Saved data entries
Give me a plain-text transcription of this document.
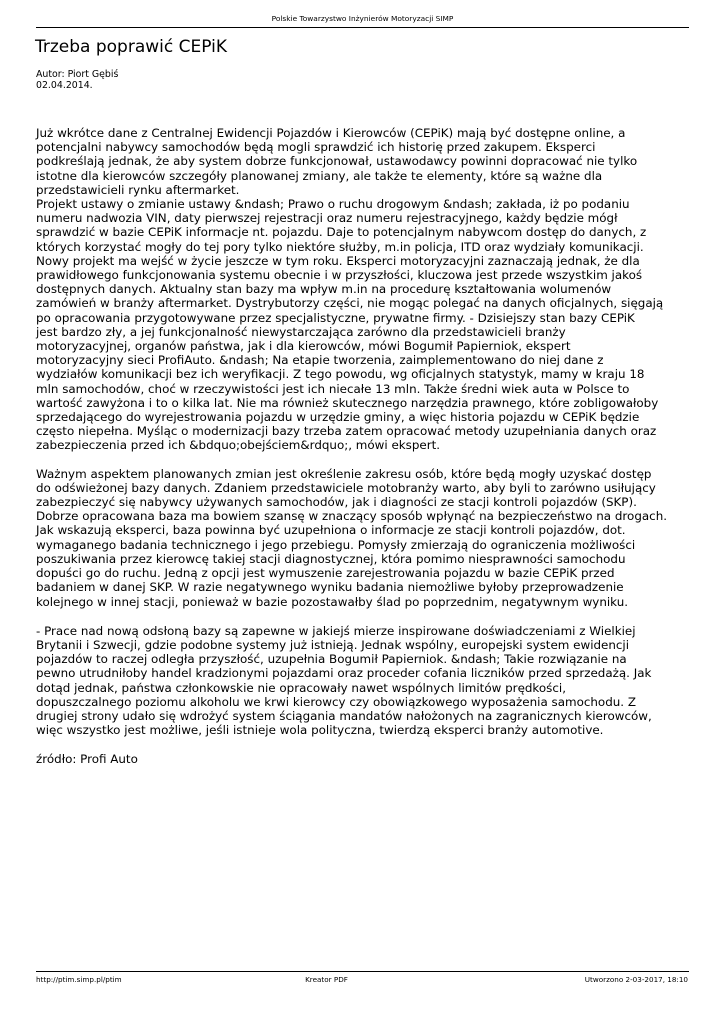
Polskie Towarzystwo Inżynierów Motoryzacji SIMP
Trzeba poprawić CEPiK
Autor: Piort Gębiś
02.04.2014.

Już wkrótce dane z Centralnej Ewidencji Pojazdów i Kierowców (CEPiK) mają być dostępne online, a
potencjalni nabywcy samochodów będą mogli sprawdzić ich historię przed zakupem. Eksperci
podkreślają jednak, że aby system dobrze funkcjonował, ustawodawcy powinni dopracować nie tylko
istotne dla kierowców szczegóły planowanej zmiany, ale także te elementy, które są ważne dla
przedstawicieli rynku aftermarket.
Projekt ustawy o zmianie ustawy &ndash; Prawo o ruchu drogowym &ndash; zakłada, iż po podaniu
numeru nadwozia VIN, daty pierwszej rejestracji oraz numeru rejestracyjnego, każdy będzie mógł
sprawdzić w bazie CEPiK informacje nt. pojazdu. Daje to potencjalnym nabywcom dostęp do danych, z
których korzystać mogły do tej pory tylko niektóre służby, m.in policja, ITD oraz wydziały komunikacji.
Nowy projekt ma wejść w życie jeszcze w tym roku. Eksperci motoryzacyjni zaznaczają jednak, że dla
prawidłowego funkcjonowania systemu obecnie i w przyszłości, kluczowa jest przede wszystkim jakoś
dostępnych danych. Aktualny stan bazy ma wpływ m.in na procedurę kształtowania wolumenów
zamówień w branży aftermarket. Dystrybutorzy części, nie mogąc polegać na danych oficjalnych, sięgają
po opracowania przygotowywane przez specjalistyczne, prywatne firmy. - Dzisiejszy stan bazy CEPiK
jest bardzo zły, a jej funkcjonalność niewystarczająca zarówno dla przedstawicieli branży
motoryzacyjnej, organów państwa, jak i dla kierowców, mówi Bogumił Papierniok, ekspert
motoryzacyjny sieci ProfiAuto. &ndash; Na etapie tworzenia, zaimplementowano do niej dane z
wydziałów komunikacji bez ich weryfikacji. Z tego powodu, wg oficjalnych statystyk, mamy w kraju 18
mln samochodów, choć w rzeczywistości jest ich niecałe 13 mln. Także średni wiek auta w Polsce to
wartość zawyżona i to o kilka lat. Nie ma również skutecznego narzędzia prawnego, które zobligowałoby
sprzedającego do wyrejestrowania pojazdu w urzędzie gminy, a więc historia pojazdu w CEPiK będzie
często niepełna. Myśląc o modernizacji bazy trzeba zatem opracować metody uzupełniania danych oraz
zabezpieczenia przed ich &bdquo;obejściem&rdquo;, mówi ekspert.

Ważnym aspektem planowanych zmian jest określenie zakresu osób, które będą mogły uzyskać dostęp
do odświeżonej bazy danych. Zdaniem przedstawiciele motobranży warto, aby byli to zarówno usiłujący
zabezpieczyć się nabywcy używanych samochodów, jak i diagności ze stacji kontroli pojazdów (SKP).
Dobrze opracowana baza ma bowiem szansę w znaczący sposób wpłynąć na bezpieczeństwo na drogach.
Jak wskazują eksperci, baza powinna być uzupełniona o informacje ze stacji kontroli pojazdów, dot.
wymaganego badania technicznego i jego przebiegu. Pomysły zmierzają do ograniczenia możliwości
poszukiwania przez kierowcę takiej stacji diagnostycznej, która pomimo niesprawności samochodu
dopuści go do ruchu. Jedną z opcji jest wymuszenie zarejestrowania pojazdu w bazie CEPiK przed
badaniem w danej SKP. W razie negatywnego wyniku badania niemożliwe byłoby przeprowadzenie
kolejnego w innej stacji, ponieważ w bazie pozostawałby ślad po poprzednim, negatywnym wyniku.

- Prace nad nową odsłoną bazy są zapewne w jakiejś mierze inspirowane doświadczeniami z Wielkiej
Brytanii i Szwecji, gdzie podobne systemy już istnieją. Jednak wspólny, europejski system ewidencji
pojazdów to raczej odległa przyszłość, uzupełnia Bogumił Papierniok. &ndash; Takie rozwiązanie na
pewno utrudniłoby handel kradzionymi pojazdami oraz proceder cofania liczników przed sprzedażą. Jak
dotąd jednak, państwa członkowskie nie opracowały nawet wspólnych limitów prędkości,
dopuszczalnego poziomu alkoholu we krwi kierowcy czy obowiązkowego wyposażenia samochodu. Z
drugiej strony udało się wdrożyć system ściągania mandatów nałożonych na zagranicznych kierowców,
więc wszystko jest możliwe, jeśli istnieje wola polityczna, twierdzą eksperci branży automotive.

źródło: Profi Auto

http://ptim.simp.pl/ptim	Kreator PDF	Utworzono 2-03-2017, 18:10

### To do
Transcribe the material exactly, leaving every picture out.

### Response below
Give me a plain-text transcription of this document.
Polskie Towarzystwo Inżynierów Motoryzacji SIMP
Trzeba poprawić CEPiK
Autor: Piort Gębiś
02.04.2014.

Już wkrótce dane z Centralnej Ewidencji Pojazdów i Kierowców (CEPiK) mają być dostępne online, a
potencjalni nabywcy samochodów będą mogli sprawdzić ich historię przed zakupem. Eksperci
podkreślają jednak, że aby system dobrze funkcjonował, ustawodawcy powinni dopracować nie tylko
istotne dla kierowców szczegóły planowanej zmiany, ale także te elementy, które są ważne dla
przedstawicieli rynku aftermarket.
Projekt ustawy o zmianie ustawy &ndash; Prawo o ruchu drogowym &ndash; zakłada, iż po podaniu
numeru nadwozia VIN, daty pierwszej rejestracji oraz numeru rejestracyjnego, każdy będzie mógł
sprawdzić w bazie CEPiK informacje nt. pojazdu. Daje to potencjalnym nabywcom dostęp do danych, z
których korzystać mogły do tej pory tylko niektóre służby, m.in policja, ITD oraz wydziały komunikacji.
Nowy projekt ma wejść w życie jeszcze w tym roku. Eksperci motoryzacyjni zaznaczają jednak, że dla
prawidłowego funkcjonowania systemu obecnie i w przyszłości, kluczowa jest przede wszystkim jakoś
dostępnych danych. Aktualny stan bazy ma wpływ m.in na procedurę kształtowania wolumenów
zamówień w branży aftermarket. Dystrybutorzy części, nie mogąc polegać na danych oficjalnych, sięgają
po opracowania przygotowywane przez specjalistyczne, prywatne firmy. - Dzisiejszy stan bazy CEPiK
jest bardzo zły, a jej funkcjonalność niewystarczająca zarówno dla przedstawicieli branży
motoryzacyjnej, organów państwa, jak i dla kierowców, mówi Bogumił Papierniok, ekspert
motoryzacyjny sieci ProfiAuto. &ndash; Na etapie tworzenia, zaimplementowano do niej dane z
wydziałów komunikacji bez ich weryfikacji. Z tego powodu, wg oficjalnych statystyk, mamy w kraju 18
mln samochodów, choć w rzeczywistości jest ich niecałe 13 mln. Także średni wiek auta w Polsce to
wartość zawyżona i to o kilka lat. Nie ma również skutecznego narzędzia prawnego, które zobligowałoby
sprzedającego do wyrejestrowania pojazdu w urzędzie gminy, a więc historia pojazdu w CEPiK będzie
często niepełna. Myśląc o modernizacji bazy trzeba zatem opracować metody uzupełniania danych oraz
zabezpieczenia przed ich &bdquo;obejściem&rdquo;, mówi ekspert.

Ważnym aspektem planowanych zmian jest określenie zakresu osób, które będą mogły uzyskać dostęp
do odświeżonej bazy danych. Zdaniem przedstawiciele motobranży warto, aby byli to zarówno usiłujący
zabezpieczyć się nabywcy używanych samochodów, jak i diagności ze stacji kontroli pojazdów (SKP).
Dobrze opracowana baza ma bowiem szansę w znaczący sposób wpłynąć na bezpieczeństwo na drogach.
Jak wskazują eksperci, baza powinna być uzupełniona o informacje ze stacji kontroli pojazdów, dot.
wymaganego badania technicznego i jego przebiegu. Pomysły zmierzają do ograniczenia możliwości
poszukiwania przez kierowcę takiej stacji diagnostycznej, która pomimo niesprawności samochodu
dopuści go do ruchu. Jedną z opcji jest wymuszenie zarejestrowania pojazdu w bazie CEPiK przed
badaniem w danej SKP. W razie negatywnego wyniku badania niemożliwe byłoby przeprowadzenie
kolejnego w innej stacji, ponieważ w bazie pozostawałby ślad po poprzednim, negatywnym wyniku.

- Prace nad nową odsłoną bazy są zapewne w jakiejś mierze inspirowane doświadczeniami z Wielkiej
Brytanii i Szwecji, gdzie podobne systemy już istnieją. Jednak wspólny, europejski system ewidencji
pojazdów to raczej odległa przyszłość, uzupełnia Bogumił Papierniok. &ndash; Takie rozwiązanie na
pewno utrudniłoby handel kradzionymi pojazdami oraz proceder cofania liczników przed sprzedażą. Jak
dotąd jednak, państwa członkowskie nie opracowały nawet wspólnych limitów prędkości,
dopuszczalnego poziomu alkoholu we krwi kierowcy czy obowiązkowego wyposażenia samochodu. Z
drugiej strony udało się wdrożyć system ściągania mandatów nałożonych na zagranicznych kierowców,
więc wszystko jest możliwe, jeśli istnieje wola polityczna, twierdzą eksperci branży automotive.

źródło: Profi Auto

http://ptim.simp.pl/ptim	Kreator PDF	Utworzono 2-03-2017, 18:10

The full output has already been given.